— start Records to use —
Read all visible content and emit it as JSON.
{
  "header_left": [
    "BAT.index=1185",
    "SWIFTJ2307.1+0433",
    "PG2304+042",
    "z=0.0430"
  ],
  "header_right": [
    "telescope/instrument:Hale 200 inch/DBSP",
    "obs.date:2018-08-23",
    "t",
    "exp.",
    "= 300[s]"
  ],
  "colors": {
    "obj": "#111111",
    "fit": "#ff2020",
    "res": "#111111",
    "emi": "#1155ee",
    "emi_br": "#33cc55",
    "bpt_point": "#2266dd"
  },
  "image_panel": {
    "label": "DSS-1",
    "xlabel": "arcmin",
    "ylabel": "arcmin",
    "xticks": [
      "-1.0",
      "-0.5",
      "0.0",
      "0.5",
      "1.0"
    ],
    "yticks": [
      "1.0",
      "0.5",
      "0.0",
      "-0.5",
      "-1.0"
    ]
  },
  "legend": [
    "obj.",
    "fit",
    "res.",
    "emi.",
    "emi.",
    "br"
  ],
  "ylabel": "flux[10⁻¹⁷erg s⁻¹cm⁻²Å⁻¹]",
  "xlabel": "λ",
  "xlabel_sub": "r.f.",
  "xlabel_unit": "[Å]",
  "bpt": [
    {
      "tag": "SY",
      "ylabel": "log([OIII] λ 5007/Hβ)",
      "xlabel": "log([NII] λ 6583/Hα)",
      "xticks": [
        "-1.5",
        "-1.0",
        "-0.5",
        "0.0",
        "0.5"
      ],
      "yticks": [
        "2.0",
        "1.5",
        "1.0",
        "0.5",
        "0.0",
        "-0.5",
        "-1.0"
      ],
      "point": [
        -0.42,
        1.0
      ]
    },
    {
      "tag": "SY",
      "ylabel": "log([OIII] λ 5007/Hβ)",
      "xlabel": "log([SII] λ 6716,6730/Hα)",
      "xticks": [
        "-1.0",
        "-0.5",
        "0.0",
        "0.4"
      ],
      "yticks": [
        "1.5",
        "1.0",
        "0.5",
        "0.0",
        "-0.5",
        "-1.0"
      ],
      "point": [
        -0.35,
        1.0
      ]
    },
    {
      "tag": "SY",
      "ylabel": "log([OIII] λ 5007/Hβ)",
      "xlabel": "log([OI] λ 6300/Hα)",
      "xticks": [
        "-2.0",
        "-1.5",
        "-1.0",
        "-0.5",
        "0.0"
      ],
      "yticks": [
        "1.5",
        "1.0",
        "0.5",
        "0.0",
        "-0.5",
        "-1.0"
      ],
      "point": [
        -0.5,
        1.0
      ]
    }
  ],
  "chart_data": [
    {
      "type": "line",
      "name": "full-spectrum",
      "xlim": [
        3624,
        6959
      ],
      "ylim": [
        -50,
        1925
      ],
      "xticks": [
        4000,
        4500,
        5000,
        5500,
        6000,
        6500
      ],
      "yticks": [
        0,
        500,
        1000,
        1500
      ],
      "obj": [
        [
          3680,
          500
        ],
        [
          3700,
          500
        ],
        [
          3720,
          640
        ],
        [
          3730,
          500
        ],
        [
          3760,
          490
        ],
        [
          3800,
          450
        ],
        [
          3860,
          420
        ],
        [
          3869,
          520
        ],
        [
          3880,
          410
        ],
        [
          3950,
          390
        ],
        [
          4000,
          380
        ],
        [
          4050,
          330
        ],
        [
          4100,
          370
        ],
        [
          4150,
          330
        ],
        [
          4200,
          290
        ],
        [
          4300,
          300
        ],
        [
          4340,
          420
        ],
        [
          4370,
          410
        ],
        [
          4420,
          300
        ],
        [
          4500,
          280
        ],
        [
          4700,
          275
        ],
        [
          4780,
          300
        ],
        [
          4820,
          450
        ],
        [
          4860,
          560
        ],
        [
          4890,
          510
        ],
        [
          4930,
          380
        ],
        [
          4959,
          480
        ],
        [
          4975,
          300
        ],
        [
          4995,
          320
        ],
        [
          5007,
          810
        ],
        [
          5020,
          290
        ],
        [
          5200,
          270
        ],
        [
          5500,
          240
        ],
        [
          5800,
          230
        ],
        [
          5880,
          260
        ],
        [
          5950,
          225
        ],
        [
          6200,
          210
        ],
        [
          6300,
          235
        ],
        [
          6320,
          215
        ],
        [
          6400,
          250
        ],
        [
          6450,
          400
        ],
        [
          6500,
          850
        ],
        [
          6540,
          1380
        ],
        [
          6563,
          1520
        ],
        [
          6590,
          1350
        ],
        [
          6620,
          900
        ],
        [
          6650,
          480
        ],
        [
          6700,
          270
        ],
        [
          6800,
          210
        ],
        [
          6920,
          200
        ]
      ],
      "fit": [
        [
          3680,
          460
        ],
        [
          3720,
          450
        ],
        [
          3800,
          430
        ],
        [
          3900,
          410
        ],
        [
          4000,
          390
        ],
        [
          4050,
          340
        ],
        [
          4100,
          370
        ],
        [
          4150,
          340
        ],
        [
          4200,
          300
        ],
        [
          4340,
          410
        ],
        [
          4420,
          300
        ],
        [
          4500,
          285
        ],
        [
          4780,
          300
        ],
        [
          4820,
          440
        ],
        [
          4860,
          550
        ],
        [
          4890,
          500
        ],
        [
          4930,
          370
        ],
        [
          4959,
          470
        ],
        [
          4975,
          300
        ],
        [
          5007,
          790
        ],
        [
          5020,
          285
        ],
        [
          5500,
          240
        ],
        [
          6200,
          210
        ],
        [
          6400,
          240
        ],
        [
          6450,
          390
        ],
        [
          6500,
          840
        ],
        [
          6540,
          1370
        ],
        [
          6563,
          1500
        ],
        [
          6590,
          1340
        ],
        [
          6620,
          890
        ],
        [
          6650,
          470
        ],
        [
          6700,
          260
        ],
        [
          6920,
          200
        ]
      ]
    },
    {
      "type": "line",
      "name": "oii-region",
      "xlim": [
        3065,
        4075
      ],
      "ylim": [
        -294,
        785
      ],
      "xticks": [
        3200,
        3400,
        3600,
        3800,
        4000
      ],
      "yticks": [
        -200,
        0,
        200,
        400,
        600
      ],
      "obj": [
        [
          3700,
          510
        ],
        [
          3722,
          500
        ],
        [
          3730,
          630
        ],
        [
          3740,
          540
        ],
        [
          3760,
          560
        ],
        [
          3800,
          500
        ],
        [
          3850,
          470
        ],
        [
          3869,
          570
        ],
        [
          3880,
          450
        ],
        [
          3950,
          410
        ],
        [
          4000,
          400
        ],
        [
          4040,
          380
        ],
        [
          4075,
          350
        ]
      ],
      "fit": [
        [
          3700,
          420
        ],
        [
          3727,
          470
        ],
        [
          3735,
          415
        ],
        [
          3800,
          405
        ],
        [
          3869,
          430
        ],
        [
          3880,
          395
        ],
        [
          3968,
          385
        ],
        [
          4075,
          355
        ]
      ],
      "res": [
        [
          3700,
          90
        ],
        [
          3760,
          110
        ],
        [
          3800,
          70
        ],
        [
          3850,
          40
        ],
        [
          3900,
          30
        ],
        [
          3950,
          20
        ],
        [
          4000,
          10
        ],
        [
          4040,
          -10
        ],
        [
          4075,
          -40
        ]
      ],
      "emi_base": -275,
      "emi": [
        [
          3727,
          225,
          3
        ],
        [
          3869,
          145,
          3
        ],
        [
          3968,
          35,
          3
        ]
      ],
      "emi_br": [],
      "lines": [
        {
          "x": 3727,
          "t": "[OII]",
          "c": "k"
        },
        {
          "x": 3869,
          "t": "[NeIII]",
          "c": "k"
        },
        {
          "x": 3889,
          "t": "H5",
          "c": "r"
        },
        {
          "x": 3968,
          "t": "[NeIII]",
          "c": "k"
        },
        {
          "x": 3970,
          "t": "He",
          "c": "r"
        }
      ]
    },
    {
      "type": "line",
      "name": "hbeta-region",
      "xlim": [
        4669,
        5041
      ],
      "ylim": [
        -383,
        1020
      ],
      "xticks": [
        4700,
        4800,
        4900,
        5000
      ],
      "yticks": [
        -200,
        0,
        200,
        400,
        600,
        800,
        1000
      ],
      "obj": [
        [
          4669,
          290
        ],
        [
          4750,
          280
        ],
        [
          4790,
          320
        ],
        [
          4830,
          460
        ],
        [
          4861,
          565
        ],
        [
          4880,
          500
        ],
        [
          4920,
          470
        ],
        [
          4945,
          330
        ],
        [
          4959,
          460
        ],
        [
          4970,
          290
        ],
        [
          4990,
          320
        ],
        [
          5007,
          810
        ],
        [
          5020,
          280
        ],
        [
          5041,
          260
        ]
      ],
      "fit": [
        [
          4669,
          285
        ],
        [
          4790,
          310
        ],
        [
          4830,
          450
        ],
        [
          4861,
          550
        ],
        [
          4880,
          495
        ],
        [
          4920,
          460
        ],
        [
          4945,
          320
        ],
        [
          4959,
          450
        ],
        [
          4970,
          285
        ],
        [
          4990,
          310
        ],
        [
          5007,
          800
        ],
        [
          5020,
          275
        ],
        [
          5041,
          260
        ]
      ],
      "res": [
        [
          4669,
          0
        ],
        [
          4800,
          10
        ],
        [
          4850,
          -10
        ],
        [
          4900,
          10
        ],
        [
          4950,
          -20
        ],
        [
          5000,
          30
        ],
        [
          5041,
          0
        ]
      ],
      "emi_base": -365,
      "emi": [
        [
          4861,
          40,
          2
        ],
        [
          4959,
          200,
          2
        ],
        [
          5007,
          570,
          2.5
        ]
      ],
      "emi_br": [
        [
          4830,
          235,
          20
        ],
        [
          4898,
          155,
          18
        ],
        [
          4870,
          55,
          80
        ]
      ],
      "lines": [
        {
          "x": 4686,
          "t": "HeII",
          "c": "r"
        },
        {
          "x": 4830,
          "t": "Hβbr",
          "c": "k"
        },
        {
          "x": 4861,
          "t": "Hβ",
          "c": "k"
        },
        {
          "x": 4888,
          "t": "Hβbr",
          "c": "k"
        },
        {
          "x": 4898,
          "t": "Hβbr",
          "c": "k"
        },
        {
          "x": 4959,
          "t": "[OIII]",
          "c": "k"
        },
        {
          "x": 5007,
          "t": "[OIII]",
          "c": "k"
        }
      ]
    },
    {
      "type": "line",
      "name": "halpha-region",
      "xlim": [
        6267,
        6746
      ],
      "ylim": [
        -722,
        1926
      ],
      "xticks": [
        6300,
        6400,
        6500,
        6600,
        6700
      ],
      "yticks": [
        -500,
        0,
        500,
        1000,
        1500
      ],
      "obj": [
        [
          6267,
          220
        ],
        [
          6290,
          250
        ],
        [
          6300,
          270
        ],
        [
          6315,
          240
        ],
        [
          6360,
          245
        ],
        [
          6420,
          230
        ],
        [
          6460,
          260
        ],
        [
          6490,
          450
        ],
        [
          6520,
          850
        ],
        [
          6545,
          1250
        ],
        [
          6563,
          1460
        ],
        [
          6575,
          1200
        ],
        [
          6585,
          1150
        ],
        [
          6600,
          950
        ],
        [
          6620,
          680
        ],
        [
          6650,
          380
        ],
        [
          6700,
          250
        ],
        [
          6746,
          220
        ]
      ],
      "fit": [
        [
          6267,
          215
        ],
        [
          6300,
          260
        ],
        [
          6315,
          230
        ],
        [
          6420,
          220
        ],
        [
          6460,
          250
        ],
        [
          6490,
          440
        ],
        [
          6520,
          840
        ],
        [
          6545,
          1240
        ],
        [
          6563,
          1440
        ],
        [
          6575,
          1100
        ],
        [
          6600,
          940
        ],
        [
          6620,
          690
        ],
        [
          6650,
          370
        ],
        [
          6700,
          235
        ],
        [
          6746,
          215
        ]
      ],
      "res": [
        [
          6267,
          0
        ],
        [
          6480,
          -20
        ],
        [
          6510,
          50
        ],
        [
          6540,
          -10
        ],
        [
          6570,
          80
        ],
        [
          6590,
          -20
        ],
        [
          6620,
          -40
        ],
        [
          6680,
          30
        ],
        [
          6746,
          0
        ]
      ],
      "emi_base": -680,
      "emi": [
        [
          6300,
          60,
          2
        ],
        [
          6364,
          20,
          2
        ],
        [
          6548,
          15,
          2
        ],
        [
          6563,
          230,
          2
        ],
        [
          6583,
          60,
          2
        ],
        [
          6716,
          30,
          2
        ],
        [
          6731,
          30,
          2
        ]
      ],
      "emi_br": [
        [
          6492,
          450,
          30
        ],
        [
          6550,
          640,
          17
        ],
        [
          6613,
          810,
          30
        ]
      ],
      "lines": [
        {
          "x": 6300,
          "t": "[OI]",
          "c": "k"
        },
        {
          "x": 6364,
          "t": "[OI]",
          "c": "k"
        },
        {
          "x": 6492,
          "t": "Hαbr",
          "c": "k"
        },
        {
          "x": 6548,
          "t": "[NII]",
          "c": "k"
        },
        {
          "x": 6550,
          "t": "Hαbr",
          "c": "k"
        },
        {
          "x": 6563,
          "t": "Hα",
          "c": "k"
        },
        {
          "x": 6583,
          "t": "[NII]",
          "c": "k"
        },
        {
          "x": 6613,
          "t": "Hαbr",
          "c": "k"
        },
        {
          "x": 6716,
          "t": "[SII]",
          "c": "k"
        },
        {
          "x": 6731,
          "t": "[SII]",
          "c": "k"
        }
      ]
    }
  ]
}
— end Records to use —
Stated goal:
Return only the number of lines in the data above that include the word "region".

Task answer:
3